§ EXERCISE INSTRUCTIONS
1. According to the article on the Harry Belafonte sing-along, which two songs were on the lyric sheets handed out to the crowd?
2. From the article on the Harry Belafonte sing-along, print the passage from "Among the crowd" up to and including "to be sung.".

____ SELECTION

Hundreds turn out to remember Harry Belafonte at Lincoln Center sing along
The performer and civil rights activist who died on April 24th was a longtime resident of the UWS.
Over a hundred people came out last week to a sing-along held at Lincoln Center’s Revson Fountain in honor of Harry Belafonte, the singer, actor and civil rights activist who passed away April 24, age ninety-six.
Belafonte was a beloved singer who popularized the Caribbean music style known as calypso for American audiences, with such hits as “Day O (The Banana Boat Song),” “Jump in the Line (Shake, Senora),” and “Jamaica Farewell.”
But even more enduring today is his legacy as a champion for civil rights, a fighter for equality who fought injustice wherever he found it. As an activist, he protested the policies of American presidents from Nixon to Trump and advocated for humanitarian causes around the globe. He was a close confidant of Martin Luther King, Jr., financially supporting his family and even bailing him out of the Birmingham, Alabama, jail.
“People mistake that he’s this artist who became an activist,” said Jamal Joseph, founder of IMPACT Repertory Theatre, speaking before the sing-along. “He would be the first to tell you that he’s an activist who happened to become an artist.”
The sing-along was led by the IMPACT Repository Theatre, an arts and activist group, and organized by The Gathering For Justice, the social justice foundation that Belafonte founded.
“The Gathering called us and they said they’d like to be able to lift voices in honor of Belafonte, and we said, absolutely,” said Leah C. Johnson, Chief Communications and Market Officer at Lincoln Center Plaza. “At least for us, at Lincoln Center, he represents the coming together of the arts and social justice.”
Among the crowd were people of all races and ages. Younger people crowded around the front, their phones out, while, closer to the fountain, rows of seats were reserved for older visitors. Employees told people the program and passed out lyric sheets of the two songs – “Day-O” and “We Are The World” – that were to be sung.
The seats were soon filled by people who had listened to Belafonte’s music when it had first come out, and had, with their parents, followed his career for decades. “He’s been a part of my life for a long time, since my childhood,” said Alison Duff. “My mother had a crush on him. Him and Sydney Poitier, they were it.”

________
____ MATERIAL PROVIDED

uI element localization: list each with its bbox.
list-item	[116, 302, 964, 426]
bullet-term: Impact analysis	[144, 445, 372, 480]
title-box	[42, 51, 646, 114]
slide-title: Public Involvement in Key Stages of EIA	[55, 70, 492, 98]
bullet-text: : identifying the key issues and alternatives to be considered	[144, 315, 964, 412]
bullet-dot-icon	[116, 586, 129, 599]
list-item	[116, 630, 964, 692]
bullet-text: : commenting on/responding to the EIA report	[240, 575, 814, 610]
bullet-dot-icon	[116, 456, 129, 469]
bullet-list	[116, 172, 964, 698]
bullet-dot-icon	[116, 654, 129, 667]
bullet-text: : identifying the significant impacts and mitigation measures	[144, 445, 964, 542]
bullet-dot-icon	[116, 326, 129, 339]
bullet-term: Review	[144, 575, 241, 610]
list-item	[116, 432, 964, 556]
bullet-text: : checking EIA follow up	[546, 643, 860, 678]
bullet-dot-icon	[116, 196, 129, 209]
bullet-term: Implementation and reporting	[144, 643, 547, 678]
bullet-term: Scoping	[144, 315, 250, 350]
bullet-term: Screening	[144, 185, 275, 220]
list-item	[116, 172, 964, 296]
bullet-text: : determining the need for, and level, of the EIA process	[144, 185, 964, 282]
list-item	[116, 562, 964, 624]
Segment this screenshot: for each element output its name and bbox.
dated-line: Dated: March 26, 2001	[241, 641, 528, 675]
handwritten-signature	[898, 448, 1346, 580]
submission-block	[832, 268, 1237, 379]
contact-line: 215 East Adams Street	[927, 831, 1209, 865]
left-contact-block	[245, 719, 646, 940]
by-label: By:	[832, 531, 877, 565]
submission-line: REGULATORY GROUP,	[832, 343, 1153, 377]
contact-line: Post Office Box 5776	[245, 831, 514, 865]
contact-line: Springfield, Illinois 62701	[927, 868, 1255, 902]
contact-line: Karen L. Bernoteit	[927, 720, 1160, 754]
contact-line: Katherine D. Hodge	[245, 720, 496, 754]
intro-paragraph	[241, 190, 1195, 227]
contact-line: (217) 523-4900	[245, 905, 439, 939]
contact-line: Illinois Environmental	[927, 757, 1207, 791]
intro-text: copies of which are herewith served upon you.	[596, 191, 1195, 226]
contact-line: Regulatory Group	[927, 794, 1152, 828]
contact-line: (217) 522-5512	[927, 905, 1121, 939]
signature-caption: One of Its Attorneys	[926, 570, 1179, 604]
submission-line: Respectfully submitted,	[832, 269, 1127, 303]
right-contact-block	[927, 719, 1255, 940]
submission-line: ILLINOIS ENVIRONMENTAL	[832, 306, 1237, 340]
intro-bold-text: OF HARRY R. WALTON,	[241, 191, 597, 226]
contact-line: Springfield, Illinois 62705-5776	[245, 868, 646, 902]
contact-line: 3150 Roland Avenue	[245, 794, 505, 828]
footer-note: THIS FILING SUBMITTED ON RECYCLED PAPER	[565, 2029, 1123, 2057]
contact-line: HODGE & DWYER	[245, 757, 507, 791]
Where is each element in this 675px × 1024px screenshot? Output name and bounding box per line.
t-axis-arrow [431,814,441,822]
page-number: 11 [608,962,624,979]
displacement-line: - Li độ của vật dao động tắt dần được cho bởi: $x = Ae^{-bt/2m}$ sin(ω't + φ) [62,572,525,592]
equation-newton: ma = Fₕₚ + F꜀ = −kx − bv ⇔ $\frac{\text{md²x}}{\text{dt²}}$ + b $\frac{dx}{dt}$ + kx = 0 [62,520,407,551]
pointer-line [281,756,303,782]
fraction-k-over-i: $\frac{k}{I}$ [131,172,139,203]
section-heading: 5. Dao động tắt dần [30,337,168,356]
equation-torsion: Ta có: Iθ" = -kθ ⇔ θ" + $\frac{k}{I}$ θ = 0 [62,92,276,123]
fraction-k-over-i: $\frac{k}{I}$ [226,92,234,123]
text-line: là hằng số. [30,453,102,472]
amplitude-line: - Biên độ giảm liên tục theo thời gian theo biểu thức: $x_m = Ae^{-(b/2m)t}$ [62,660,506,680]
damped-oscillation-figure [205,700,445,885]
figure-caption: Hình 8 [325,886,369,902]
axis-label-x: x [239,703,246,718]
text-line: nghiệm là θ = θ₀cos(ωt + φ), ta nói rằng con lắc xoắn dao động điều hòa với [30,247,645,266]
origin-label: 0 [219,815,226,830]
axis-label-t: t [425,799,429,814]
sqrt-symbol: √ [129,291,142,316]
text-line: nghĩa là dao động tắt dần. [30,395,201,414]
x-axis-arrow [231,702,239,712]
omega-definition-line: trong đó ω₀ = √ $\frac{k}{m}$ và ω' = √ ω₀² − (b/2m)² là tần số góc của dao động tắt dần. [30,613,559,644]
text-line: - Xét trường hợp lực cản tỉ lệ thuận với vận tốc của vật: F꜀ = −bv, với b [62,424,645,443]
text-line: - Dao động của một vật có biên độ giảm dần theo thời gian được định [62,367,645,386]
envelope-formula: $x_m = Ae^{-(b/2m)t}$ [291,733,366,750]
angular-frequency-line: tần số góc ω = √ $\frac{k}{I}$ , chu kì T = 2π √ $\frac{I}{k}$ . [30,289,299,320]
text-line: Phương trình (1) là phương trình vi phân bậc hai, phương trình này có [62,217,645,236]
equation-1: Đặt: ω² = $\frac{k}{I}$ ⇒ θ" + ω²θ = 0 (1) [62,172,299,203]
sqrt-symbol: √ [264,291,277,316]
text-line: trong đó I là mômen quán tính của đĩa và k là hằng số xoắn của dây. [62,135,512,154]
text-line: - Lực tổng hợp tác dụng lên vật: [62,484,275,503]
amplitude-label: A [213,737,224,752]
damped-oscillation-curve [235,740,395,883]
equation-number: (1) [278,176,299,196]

________

§ FULL ANSWERS
1. "Day-O" and "We Are The World."

2.
Among the crowd were people of all races and ages. Younger people crowded around the front, their phones out, while, closer to the fountain, rows of seats were reserved for older visitors. Employees told people the program and passed out lyric sheets of the two songs – “Day-O” and “We Are The World” – that were to be sung.